Dataset items
┄┄┄┄┄┄┄┄┄┄

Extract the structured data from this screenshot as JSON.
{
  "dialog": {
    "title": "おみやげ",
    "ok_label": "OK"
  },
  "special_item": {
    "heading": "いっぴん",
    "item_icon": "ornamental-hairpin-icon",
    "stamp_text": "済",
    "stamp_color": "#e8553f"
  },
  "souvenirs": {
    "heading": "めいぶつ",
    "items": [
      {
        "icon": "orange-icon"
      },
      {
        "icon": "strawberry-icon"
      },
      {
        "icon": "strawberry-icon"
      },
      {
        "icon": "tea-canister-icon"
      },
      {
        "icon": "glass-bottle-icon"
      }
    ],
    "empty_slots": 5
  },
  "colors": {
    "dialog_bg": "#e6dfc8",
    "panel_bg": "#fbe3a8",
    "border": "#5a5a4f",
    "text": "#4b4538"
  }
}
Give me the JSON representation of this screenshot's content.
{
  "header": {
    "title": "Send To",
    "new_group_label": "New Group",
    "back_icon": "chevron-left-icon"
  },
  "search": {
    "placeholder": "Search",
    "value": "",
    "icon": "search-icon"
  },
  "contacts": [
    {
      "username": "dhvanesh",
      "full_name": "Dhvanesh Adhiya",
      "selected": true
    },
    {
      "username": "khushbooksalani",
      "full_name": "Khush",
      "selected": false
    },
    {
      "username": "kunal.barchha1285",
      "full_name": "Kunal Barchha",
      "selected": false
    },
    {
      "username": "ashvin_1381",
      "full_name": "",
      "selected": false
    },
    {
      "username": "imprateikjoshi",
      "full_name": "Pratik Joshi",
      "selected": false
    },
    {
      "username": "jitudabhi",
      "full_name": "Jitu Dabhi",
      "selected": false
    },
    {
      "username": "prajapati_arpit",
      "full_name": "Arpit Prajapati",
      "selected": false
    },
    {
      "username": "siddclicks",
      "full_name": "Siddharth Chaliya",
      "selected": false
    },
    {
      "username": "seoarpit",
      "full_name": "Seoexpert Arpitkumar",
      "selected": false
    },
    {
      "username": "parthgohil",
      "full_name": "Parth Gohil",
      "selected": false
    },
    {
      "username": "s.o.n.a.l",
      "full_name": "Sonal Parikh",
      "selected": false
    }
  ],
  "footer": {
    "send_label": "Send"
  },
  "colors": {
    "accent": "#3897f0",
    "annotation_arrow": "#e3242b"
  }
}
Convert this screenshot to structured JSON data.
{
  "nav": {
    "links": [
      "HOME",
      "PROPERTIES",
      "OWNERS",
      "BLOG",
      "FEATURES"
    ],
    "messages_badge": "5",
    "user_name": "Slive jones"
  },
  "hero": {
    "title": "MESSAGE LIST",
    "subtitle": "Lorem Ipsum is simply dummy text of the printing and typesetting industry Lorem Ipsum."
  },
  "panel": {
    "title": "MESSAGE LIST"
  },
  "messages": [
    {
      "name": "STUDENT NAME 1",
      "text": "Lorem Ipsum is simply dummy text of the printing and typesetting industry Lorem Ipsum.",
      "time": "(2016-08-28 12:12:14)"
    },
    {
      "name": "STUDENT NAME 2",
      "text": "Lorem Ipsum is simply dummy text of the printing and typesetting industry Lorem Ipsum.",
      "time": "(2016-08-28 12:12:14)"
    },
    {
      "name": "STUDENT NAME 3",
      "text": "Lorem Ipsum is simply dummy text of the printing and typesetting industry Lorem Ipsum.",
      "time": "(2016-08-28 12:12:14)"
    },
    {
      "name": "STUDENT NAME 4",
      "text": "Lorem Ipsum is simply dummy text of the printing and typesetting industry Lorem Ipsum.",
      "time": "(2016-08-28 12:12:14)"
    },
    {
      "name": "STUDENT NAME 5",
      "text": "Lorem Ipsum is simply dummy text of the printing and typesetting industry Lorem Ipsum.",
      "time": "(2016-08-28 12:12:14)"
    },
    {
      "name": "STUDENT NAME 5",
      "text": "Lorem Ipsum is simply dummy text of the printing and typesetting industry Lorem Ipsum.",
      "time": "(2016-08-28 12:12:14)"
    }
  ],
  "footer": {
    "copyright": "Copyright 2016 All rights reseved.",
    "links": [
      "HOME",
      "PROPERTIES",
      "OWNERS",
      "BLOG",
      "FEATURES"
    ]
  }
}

┄┄┄┄┄┄┄┄┄┄

• [Set task] Each line above is to be repeated exactly.

• [Expected answer]
Extract the structured data from this screenshot as JSON.
{
  "dialog": {
    "title": "おみやげ",
    "ok_label": "OK"
  },
  "special_item": {
    "heading": "いっぴん",
    "item_icon": "ornamental-hairpin-icon",
    "stamp_text": "済",
    "stamp_color": "#e8553f"
  },
  "souvenirs": {
    "heading": "めいぶつ",
    "items": [
      {
        "icon": "orange-icon"
      },
      {
        "icon": "strawberry-icon"
      },
      {
        "icon": "strawberry-icon"
      },
      {
        "icon": "tea-canister-icon"
      },
      {
        "icon": "glass-bottle-icon"
      }
    ],
    "empty_slots": 5
  },
  "colors": {
    "dialog_bg": "#e6dfc8",
    "panel_bg": "#fbe3a8",
    "border": "#5a5a4f",
    "text": "#4b4538"
  }
}
Give me the JSON representation of this screenshot's content.
{
  "header": {
    "title": "Send To",
    "new_group_label": "New Group",
    "back_icon": "chevron-left-icon"
  },
  "search": {
    "placeholder": "Search",
    "value": "",
    "icon": "search-icon"
  },
  "contacts": [
    {
      "username": "dhvanesh",
      "full_name": "Dhvanesh Adhiya",
      "selected": true
    },
    {
      "username": "khushbooksalani",
      "full_name": "Khush",
      "selected": false
    },
    {
      "username": "kunal.barchha1285",
      "full_name": "Kunal Barchha",
      "selected": false
    },
    {
      "username": "ashvin_1381",
      "full_name": "",
      "selected": false
    },
    {
      "username": "imprateikjoshi",
      "full_name": "Pratik Joshi",
      "selected": false
    },
    {
      "username": "jitudabhi",
      "full_name": "Jitu Dabhi",
      "selected": false
    },
    {
      "username": "prajapati_arpit",
      "full_name": "Arpit Prajapati",
      "selected": false
    },
    {
      "username": "siddclicks",
      "full_name": "Siddharth Chaliya",
      "selected": false
    },
    {
      "username": "seoarpit",
      "full_name": "Seoexpert Arpitkumar",
      "selected": false
    },
    {
      "username": "parthgohil",
      "full_name": "Parth Gohil",
      "selected": false
    },
    {
      "username": "s.o.n.a.l",
      "full_name": "Sonal Parikh",
      "selected": false
    }
  ],
  "footer": {
    "send_label": "Send"
  },
  "colors": {
    "accent": "#3897f0",
    "annotation_arrow": "#e3242b"
  }
}
Convert this screenshot to structured JSON data.
{
  "nav": {
    "links": [
      "HOME",
      "PROPERTIES",
      "OWNERS",
      "BLOG",
      "FEATURES"
    ],
    "messages_badge": "5",
    "user_name": "Slive jones"
  },
  "hero": {
    "title": "MESSAGE LIST",
    "subtitle": "Lorem Ipsum is simply dummy text of the printing and typesetting industry Lorem Ipsum."
  },
  "panel": {
    "title": "MESSAGE LIST"
  },
  "messages": [
    {
      "name": "STUDENT NAME 1",
      "text": "Lorem Ipsum is simply dummy text of the printing and typesetting industry Lorem Ipsum.",
      "time": "(2016-08-28 12:12:14)"
    },
    {
      "name": "STUDENT NAME 2",
      "text": "Lorem Ipsum is simply dummy text of the printing and typesetting industry Lorem Ipsum.",
      "time": "(2016-08-28 12:12:14)"
    },
    {
      "name": "STUDENT NAME 3",
      "text": "Lorem Ipsum is simply dummy text of the printing and typesetting industry Lorem Ipsum.",
      "time": "(2016-08-28 12:12:14)"
    },
    {
      "name": "STUDENT NAME 4",
      "text": "Lorem Ipsum is simply dummy text of the printing and typesetting industry Lorem Ipsum.",
      "time": "(2016-08-28 12:12:14)"
    },
    {
      "name": "STUDENT NAME 5",
      "text": "Lorem Ipsum is simply dummy text of the printing and typesetting industry Lorem Ipsum.",
      "time": "(2016-08-28 12:12:14)"
    },
    {
      "name": "STUDENT NAME 5",
      "text": "Lorem Ipsum is simply dummy text of the printing and typesetting industry Lorem Ipsum.",
      "time": "(2016-08-28 12:12:14)"
    }
  ],
  "footer": {
    "copyright": "Copyright 2016 All rights reseved.",
    "links": [
      "HOME",
      "PROPERTIES",
      "OWNERS",
      "BLOG",
      "FEATURES"
    ]
  }
}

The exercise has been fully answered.